> **STATED PROBLEM**:
Produce the listing below again, exactly as shown.

## Begin INPUT DATA

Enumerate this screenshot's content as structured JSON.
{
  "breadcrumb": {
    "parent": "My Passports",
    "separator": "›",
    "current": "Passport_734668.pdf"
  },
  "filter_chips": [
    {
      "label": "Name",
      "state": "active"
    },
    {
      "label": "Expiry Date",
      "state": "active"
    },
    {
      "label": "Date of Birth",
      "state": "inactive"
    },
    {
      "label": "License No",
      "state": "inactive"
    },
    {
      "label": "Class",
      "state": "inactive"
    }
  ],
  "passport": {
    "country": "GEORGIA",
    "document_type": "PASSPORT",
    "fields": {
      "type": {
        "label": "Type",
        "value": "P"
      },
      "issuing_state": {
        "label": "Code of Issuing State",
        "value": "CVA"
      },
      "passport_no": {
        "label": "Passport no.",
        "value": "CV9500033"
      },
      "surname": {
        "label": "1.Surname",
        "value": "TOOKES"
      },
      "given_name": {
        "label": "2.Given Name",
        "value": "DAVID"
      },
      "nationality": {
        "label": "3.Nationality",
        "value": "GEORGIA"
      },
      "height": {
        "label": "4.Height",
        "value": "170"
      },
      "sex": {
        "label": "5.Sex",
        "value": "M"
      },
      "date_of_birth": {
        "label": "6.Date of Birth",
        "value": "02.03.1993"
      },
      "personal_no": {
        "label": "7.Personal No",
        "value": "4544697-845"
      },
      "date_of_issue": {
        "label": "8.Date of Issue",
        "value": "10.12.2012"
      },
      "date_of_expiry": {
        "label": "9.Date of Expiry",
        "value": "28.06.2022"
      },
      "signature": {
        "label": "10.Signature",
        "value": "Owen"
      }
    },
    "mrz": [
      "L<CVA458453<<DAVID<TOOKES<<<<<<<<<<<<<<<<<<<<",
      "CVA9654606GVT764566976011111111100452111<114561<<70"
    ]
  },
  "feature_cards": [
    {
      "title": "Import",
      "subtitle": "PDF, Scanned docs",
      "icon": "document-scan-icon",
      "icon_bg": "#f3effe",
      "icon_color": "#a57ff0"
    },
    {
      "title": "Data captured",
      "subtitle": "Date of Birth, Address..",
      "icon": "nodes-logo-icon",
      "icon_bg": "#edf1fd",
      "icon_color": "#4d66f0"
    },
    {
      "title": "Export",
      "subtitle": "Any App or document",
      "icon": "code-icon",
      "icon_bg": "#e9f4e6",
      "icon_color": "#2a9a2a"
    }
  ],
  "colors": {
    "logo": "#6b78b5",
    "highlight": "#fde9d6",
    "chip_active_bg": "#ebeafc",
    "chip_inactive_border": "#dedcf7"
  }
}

## End INPUT DATA

> **TASK OUTPUT**:
Enumerate this screenshot's content as structured JSON.
{
  "breadcrumb": {
    "parent": "My Passports",
    "separator": "›",
    "current": "Passport_734668.pdf"
  },
  "filter_chips": [
    {
      "label": "Name",
      "state": "active"
    },
    {
      "label": "Expiry Date",
      "state": "active"
    },
    {
      "label": "Date of Birth",
      "state": "inactive"
    },
    {
      "label": "License No",
      "state": "inactive"
    },
    {
      "label": "Class",
      "state": "inactive"
    }
  ],
  "passport": {
    "country": "GEORGIA",
    "document_type": "PASSPORT",
    "fields": {
      "type": {
        "label": "Type",
        "value": "P"
      },
      "issuing_state": {
        "label": "Code of Issuing State",
        "value": "CVA"
      },
      "passport_no": {
        "label": "Passport no.",
        "value": "CV9500033"
      },
      "surname": {
        "label": "1.Surname",
        "value": "TOOKES"
      },
      "given_name": {
        "label": "2.Given Name",
        "value": "DAVID"
      },
      "nationality": {
        "label": "3.Nationality",
        "value": "GEORGIA"
      },
      "height": {
        "label": "4.Height",
        "value": "170"
      },
      "sex": {
        "label": "5.Sex",
        "value": "M"
      },
      "date_of_birth": {
        "label": "6.Date of Birth",
        "value": "02.03.1993"
      },
      "personal_no": {
        "label": "7.Personal No",
        "value": "4544697-845"
      },
      "date_of_issue": {
        "label": "8.Date of Issue",
        "value": "10.12.2012"
      },
      "date_of_expiry": {
        "label": "9.Date of Expiry",
        "value": "28.06.2022"
      },
      "signature": {
        "label": "10.Signature",
        "value": "Owen"
      }
    },
    "mrz": [
      "L<CVA458453<<DAVID<TOOKES<<<<<<<<<<<<<<<<<<<<",
      "CVA9654606GVT764566976011111111100452111<114561<<70"
    ]
  },
  "feature_cards": [
    {
      "title": "Import",
      "subtitle": "PDF, Scanned docs",
      "icon": "document-scan-icon",
      "icon_bg": "#f3effe",
      "icon_color": "#a57ff0"
    },
    {
      "title": "Data captured",
      "subtitle": "Date of Birth, Address..",
      "icon": "nodes-logo-icon",
      "icon_bg": "#edf1fd",
      "icon_color": "#4d66f0"
    },
    {
      "title": "Export",
      "subtitle": "Any App or document",
      "icon": "code-icon",
      "icon_bg": "#e9f4e6",
      "icon_color": "#2a9a2a"
    }
  ],
  "colors": {
    "logo": "#6b78b5",
    "highlight": "#fde9d6",
    "chip_active_bg": "#ebeafc",
    "chip_inactive_border": "#dedcf7"
  }
}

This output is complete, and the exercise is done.